■ Aim
Filter the entries below, keeping only lines with the word "Preschool".

* START Provided data *

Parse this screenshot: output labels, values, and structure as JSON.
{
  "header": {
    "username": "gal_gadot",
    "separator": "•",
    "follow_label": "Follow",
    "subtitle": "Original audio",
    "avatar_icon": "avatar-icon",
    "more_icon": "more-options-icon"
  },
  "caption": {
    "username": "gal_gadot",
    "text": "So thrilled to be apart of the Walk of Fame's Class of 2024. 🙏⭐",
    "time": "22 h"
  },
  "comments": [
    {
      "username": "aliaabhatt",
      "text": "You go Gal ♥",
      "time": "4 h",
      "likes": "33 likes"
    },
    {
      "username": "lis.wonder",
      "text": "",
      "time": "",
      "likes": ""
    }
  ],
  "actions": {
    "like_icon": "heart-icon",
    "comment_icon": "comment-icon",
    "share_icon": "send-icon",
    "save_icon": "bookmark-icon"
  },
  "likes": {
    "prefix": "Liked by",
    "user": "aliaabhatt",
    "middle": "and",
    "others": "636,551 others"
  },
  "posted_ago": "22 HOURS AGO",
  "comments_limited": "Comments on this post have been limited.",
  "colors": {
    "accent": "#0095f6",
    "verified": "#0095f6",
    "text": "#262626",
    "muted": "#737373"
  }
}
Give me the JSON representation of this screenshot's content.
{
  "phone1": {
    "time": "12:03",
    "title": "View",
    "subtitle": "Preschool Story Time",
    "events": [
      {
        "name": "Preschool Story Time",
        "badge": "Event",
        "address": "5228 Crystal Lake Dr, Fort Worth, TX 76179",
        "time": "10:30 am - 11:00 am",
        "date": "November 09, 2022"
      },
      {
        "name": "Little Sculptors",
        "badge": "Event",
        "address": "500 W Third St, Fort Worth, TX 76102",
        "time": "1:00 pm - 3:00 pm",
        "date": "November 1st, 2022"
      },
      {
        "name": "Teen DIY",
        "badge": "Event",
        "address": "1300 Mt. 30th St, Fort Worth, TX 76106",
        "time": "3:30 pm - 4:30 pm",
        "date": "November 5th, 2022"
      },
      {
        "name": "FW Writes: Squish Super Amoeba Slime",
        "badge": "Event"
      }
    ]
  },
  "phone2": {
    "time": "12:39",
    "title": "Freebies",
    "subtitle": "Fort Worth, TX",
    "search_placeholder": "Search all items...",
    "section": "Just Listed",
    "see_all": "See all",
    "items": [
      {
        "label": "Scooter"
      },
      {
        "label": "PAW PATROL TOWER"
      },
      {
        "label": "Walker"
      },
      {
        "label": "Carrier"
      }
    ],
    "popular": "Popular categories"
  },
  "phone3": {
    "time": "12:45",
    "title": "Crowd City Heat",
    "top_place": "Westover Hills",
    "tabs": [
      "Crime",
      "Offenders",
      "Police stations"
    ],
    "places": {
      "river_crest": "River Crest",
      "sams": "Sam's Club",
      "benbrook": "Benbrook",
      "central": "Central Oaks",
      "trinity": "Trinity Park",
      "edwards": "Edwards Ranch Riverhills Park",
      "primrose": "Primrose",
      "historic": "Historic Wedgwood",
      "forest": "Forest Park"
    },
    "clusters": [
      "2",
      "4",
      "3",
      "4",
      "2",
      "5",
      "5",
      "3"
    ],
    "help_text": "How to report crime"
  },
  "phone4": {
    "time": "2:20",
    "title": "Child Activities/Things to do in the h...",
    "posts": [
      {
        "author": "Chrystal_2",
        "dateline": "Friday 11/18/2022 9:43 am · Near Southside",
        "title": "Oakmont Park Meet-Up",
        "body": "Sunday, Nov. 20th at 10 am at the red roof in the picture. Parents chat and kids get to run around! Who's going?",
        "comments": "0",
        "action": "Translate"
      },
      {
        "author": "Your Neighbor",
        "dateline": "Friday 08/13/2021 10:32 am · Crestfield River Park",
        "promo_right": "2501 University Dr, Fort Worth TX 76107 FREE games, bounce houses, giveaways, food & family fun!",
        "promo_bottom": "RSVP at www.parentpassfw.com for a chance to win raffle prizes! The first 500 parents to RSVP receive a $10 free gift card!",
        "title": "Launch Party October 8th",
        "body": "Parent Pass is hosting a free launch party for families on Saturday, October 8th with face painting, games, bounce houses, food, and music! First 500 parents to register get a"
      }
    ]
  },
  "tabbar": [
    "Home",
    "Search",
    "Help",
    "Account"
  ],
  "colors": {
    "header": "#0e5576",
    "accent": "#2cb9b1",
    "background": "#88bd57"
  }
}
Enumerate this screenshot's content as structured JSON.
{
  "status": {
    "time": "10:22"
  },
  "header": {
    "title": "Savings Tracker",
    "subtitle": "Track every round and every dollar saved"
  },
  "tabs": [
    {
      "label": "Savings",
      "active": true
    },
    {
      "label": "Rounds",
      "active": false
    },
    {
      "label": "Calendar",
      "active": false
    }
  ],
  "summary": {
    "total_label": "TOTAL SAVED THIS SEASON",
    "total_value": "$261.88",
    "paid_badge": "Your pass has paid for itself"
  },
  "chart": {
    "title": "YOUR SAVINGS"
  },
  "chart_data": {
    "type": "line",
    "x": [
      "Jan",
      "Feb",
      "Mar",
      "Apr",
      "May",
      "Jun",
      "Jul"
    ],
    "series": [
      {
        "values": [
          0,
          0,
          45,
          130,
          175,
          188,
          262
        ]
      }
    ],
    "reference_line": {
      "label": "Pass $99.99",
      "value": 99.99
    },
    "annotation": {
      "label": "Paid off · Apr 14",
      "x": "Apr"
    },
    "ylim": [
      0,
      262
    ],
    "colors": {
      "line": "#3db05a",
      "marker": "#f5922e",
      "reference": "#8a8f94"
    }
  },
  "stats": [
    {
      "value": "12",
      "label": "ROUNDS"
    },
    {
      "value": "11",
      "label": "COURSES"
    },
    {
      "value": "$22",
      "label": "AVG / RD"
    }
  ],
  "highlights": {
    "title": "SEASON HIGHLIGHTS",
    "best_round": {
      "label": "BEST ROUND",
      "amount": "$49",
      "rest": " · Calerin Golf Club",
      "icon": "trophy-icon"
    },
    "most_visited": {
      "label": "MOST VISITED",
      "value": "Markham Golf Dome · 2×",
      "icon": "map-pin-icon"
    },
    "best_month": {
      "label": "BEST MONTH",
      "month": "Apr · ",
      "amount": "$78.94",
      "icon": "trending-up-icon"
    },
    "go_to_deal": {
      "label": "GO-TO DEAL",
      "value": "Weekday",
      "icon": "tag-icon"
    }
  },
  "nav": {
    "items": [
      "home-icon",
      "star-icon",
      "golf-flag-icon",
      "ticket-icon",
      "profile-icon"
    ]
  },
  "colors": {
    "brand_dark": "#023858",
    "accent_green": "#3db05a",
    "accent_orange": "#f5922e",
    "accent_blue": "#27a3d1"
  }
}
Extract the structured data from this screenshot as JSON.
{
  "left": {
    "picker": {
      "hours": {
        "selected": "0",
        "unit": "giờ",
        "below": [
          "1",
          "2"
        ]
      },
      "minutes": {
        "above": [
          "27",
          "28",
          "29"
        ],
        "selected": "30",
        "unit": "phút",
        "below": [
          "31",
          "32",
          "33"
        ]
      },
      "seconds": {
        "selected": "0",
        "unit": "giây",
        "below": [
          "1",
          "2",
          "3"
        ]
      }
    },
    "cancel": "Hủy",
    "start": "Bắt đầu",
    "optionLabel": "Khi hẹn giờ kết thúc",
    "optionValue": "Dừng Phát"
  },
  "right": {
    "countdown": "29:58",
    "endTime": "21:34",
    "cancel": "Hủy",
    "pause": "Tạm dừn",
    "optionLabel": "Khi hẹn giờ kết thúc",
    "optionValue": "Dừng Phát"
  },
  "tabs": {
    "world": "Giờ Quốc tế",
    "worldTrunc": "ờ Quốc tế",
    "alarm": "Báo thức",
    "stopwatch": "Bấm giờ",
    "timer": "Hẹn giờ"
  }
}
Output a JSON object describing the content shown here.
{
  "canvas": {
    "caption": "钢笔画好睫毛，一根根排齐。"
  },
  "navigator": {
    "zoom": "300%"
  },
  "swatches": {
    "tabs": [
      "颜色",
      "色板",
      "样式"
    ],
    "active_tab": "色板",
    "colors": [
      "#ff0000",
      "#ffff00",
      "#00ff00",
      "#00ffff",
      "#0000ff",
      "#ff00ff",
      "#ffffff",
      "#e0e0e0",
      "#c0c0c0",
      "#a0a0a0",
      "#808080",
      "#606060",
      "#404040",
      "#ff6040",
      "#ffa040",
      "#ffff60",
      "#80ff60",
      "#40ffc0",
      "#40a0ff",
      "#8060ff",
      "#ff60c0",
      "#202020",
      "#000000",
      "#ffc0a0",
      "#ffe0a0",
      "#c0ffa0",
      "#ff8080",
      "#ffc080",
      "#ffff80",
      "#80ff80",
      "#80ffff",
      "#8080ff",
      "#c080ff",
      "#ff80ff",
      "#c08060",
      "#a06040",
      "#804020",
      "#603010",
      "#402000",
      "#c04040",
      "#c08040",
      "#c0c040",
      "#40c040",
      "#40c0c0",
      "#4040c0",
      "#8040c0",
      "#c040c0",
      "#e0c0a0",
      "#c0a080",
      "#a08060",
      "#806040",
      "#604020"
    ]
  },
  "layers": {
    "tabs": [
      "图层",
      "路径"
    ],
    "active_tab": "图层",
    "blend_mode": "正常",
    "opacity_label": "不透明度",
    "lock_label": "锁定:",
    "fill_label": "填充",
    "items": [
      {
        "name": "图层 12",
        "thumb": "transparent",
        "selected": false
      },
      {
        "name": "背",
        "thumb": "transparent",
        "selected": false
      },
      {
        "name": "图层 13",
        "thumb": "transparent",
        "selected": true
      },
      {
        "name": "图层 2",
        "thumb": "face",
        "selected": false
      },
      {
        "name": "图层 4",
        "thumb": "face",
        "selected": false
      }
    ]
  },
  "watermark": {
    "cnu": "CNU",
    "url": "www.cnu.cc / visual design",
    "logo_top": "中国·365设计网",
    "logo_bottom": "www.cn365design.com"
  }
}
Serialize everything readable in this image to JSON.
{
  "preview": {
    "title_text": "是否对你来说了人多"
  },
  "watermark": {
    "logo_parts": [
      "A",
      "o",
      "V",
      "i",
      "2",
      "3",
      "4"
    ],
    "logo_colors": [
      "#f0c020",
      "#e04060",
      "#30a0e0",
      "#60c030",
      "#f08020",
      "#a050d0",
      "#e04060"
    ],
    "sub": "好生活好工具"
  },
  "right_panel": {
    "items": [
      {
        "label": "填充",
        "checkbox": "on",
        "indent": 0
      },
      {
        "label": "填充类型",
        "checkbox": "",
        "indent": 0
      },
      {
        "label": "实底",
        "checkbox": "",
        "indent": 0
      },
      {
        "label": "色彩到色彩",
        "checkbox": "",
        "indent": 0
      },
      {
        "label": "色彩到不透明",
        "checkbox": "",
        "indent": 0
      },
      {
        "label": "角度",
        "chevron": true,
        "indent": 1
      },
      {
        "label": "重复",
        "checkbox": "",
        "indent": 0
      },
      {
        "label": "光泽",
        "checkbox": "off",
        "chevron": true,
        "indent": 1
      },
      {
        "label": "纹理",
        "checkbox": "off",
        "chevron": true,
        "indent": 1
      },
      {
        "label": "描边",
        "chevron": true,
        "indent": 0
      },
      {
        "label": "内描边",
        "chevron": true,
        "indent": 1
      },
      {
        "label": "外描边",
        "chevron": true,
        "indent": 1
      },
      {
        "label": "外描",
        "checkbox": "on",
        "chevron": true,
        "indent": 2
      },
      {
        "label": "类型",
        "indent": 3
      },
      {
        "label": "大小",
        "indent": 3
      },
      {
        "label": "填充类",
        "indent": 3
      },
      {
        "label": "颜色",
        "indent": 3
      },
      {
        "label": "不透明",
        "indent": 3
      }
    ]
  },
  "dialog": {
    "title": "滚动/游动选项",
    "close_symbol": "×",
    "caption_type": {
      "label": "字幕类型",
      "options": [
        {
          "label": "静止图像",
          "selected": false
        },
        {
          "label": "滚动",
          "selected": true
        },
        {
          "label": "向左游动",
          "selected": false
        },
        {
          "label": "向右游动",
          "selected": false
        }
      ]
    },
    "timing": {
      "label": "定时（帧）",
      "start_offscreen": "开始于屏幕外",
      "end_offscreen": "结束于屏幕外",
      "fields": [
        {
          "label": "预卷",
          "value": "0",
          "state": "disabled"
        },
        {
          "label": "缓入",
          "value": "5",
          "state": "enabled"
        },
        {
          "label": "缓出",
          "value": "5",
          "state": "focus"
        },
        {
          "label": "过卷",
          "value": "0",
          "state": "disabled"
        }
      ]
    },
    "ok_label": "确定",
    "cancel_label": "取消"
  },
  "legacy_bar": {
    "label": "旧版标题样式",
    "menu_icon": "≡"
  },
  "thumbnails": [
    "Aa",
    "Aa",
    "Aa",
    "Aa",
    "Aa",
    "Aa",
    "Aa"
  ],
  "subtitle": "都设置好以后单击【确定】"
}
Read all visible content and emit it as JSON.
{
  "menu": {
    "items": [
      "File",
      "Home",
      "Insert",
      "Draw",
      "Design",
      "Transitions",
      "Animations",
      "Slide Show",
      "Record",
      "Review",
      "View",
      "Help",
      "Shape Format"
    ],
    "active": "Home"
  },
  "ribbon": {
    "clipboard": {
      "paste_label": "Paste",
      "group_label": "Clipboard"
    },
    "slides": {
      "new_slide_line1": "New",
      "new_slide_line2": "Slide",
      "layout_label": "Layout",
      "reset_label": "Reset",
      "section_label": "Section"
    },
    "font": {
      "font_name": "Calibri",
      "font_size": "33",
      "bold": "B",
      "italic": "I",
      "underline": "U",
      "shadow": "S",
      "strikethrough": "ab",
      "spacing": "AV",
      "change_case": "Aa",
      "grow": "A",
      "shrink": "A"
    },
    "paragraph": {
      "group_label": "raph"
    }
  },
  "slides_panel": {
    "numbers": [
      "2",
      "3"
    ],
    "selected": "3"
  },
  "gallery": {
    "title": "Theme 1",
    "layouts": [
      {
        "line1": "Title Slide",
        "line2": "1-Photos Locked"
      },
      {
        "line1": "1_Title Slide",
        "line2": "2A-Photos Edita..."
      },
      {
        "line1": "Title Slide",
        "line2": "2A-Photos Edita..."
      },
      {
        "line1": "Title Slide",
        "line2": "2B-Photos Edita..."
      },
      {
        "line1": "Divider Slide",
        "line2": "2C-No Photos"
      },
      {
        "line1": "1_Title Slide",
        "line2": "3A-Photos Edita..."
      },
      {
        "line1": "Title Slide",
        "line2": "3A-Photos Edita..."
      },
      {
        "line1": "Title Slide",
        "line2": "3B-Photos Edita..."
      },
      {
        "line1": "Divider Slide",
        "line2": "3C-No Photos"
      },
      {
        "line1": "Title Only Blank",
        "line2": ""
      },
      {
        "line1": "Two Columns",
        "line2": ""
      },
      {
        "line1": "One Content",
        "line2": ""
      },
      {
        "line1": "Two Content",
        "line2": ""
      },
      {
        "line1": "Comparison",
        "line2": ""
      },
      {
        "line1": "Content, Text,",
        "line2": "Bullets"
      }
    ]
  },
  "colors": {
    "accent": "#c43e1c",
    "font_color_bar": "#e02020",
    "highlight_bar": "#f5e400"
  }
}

* END Provided data *

■ Exercise result
    "subtitle": "Preschool Story Time",
        "name": "Preschool Story Time",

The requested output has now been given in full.